▸ What you have to do: Below is a listing; reproduce each line of it exactly.

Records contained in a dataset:
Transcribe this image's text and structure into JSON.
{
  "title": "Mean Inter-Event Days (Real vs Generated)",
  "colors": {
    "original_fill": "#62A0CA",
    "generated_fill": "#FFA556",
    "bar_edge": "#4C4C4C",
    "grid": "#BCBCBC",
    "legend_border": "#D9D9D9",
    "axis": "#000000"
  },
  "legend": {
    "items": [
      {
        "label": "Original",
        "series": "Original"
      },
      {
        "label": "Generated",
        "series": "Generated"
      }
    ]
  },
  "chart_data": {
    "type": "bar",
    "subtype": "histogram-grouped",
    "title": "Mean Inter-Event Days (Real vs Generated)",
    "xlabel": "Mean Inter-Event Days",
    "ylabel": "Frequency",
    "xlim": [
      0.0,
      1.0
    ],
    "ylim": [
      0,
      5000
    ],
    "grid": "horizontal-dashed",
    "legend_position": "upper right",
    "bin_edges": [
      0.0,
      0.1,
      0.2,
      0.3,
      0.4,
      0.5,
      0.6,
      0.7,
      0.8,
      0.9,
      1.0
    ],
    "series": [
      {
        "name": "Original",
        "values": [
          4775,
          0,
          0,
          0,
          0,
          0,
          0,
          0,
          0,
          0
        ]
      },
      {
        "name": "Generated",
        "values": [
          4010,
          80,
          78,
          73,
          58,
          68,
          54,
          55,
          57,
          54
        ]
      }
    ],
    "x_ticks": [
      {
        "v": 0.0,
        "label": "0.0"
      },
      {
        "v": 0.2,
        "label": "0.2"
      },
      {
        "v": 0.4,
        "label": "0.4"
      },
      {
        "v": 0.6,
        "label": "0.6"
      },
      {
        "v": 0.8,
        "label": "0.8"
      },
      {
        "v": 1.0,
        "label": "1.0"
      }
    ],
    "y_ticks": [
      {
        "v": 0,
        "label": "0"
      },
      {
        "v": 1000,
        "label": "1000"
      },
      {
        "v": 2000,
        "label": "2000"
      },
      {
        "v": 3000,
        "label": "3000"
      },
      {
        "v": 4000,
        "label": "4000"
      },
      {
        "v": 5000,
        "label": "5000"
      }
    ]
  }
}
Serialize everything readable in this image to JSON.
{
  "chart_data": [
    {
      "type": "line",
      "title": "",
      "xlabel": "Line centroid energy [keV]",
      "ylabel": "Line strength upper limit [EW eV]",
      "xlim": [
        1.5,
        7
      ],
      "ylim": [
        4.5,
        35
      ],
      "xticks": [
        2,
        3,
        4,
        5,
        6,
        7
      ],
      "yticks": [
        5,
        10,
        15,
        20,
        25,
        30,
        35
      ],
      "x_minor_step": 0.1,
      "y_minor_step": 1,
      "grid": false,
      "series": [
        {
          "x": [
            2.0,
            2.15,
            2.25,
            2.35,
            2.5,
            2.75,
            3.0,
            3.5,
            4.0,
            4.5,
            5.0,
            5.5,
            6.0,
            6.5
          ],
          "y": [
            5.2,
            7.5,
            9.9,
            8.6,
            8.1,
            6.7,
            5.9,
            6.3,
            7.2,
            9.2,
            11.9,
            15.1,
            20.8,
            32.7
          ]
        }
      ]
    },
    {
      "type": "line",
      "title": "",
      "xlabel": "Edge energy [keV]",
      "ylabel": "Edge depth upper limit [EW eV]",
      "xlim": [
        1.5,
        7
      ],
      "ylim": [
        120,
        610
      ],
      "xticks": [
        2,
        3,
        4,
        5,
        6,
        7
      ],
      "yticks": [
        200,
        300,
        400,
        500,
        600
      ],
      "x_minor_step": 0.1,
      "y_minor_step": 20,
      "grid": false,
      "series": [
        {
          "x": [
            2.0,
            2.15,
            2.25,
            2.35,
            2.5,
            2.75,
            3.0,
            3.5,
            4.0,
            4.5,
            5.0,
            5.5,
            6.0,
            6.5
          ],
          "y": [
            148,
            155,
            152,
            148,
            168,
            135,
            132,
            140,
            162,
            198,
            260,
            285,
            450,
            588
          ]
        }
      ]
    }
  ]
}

▸ Output:
Transcribe this image's text and structure into JSON.
{
  "title": "Mean Inter-Event Days (Real vs Generated)",
  "colors": {
    "original_fill": "#62A0CA",
    "generated_fill": "#FFA556",
    "bar_edge": "#4C4C4C",
    "grid": "#BCBCBC",
    "legend_border": "#D9D9D9",
    "axis": "#000000"
  },
  "legend": {
    "items": [
      {
        "label": "Original",
        "series": "Original"
      },
      {
        "label": "Generated",
        "series": "Generated"
      }
    ]
  },
  "chart_data": {
    "type": "bar",
    "subtype": "histogram-grouped",
    "title": "Mean Inter-Event Days (Real vs Generated)",
    "xlabel": "Mean Inter-Event Days",
    "ylabel": "Frequency",
    "xlim": [
      0.0,
      1.0
    ],
    "ylim": [
      0,
      5000
    ],
    "grid": "horizontal-dashed",
    "legend_position": "upper right",
    "bin_edges": [
      0.0,
      0.1,
      0.2,
      0.3,
      0.4,
      0.5,
      0.6,
      0.7,
      0.8,
      0.9,
      1.0
    ],
    "series": [
      {
        "name": "Original",
        "values": [
          4775,
          0,
          0,
          0,
          0,
          0,
          0,
          0,
          0,
          0
        ]
      },
      {
        "name": "Generated",
        "values": [
          4010,
          80,
          78,
          73,
          58,
          68,
          54,
          55,
          57,
          54
        ]
      }
    ],
    "x_ticks": [
      {
        "v": 0.0,
        "label": "0.0"
      },
      {
        "v": 0.2,
        "label": "0.2"
      },
      {
        "v": 0.4,
        "label": "0.4"
      },
      {
        "v": 0.6,
        "label": "0.6"
      },
      {
        "v": 0.8,
        "label": "0.8"
      },
      {
        "v": 1.0,
        "label": "1.0"
      }
    ],
    "y_ticks": [
      {
        "v": 0,
        "label": "0"
      },
      {
        "v": 1000,
        "label": "1000"
      },
      {
        "v": 2000,
        "label": "2000"
      },
      {
        "v": 3000,
        "label": "3000"
      },
      {
        "v": 4000,
        "label": "4000"
      },
      {
        "v": 5000,
        "label": "5000"
      }
    ]
  }
}
Serialize everything readable in this image to JSON.
{
  "chart_data": [
    {
      "type": "line",
      "title": "",
      "xlabel": "Line centroid energy [keV]",
      "ylabel": "Line strength upper limit [EW eV]",
      "xlim": [
        1.5,
        7
      ],
      "ylim": [
        4.5,
        35
      ],
      "xticks": [
        2,
        3,
        4,
        5,
        6,
        7
      ],
      "yticks": [
        5,
        10,
        15,
        20,
        25,
        30,
        35
      ],
      "x_minor_step": 0.1,
      "y_minor_step": 1,
      "grid": false,
      "series": [
        {
          "x": [
            2.0,
            2.15,
            2.25,
            2.35,
            2.5,
            2.75,
            3.0,
            3.5,
            4.0,
            4.5,
            5.0,
            5.5,
            6.0,
            6.5
          ],
          "y": [
            5.2,
            7.5,
            9.9,
            8.6,
            8.1,
            6.7,
            5.9,
            6.3,
            7.2,
            9.2,
            11.9,
            15.1,
            20.8,
            32.7
          ]
        }
      ]
    },
    {
      "type": "line",
      "title": "",
      "xlabel": "Edge energy [keV]",
      "ylabel": "Edge depth upper limit [EW eV]",
      "xlim": [
        1.5,
        7
      ],
      "ylim": [
        120,
        610
      ],
      "xticks": [
        2,
        3,
        4,
        5,
        6,
        7
      ],
      "yticks": [
        200,
        300,
        400,
        500,
        600
      ],
      "x_minor_step": 0.1,
      "y_minor_step": 20,
      "grid": false,
      "series": [
        {
          "x": [
            2.0,
            2.15,
            2.25,
            2.35,
            2.5,
            2.75,
            3.0,
            3.5,
            4.0,
            4.5,
            5.0,
            5.5,
            6.0,
            6.5
          ],
          "y": [
            148,
            155,
            152,
            148,
            168,
            135,
            132,
            140,
            162,
            198,
            260,
            285,
            450,
            588
          ]
        }
      ]
    }
  ]
}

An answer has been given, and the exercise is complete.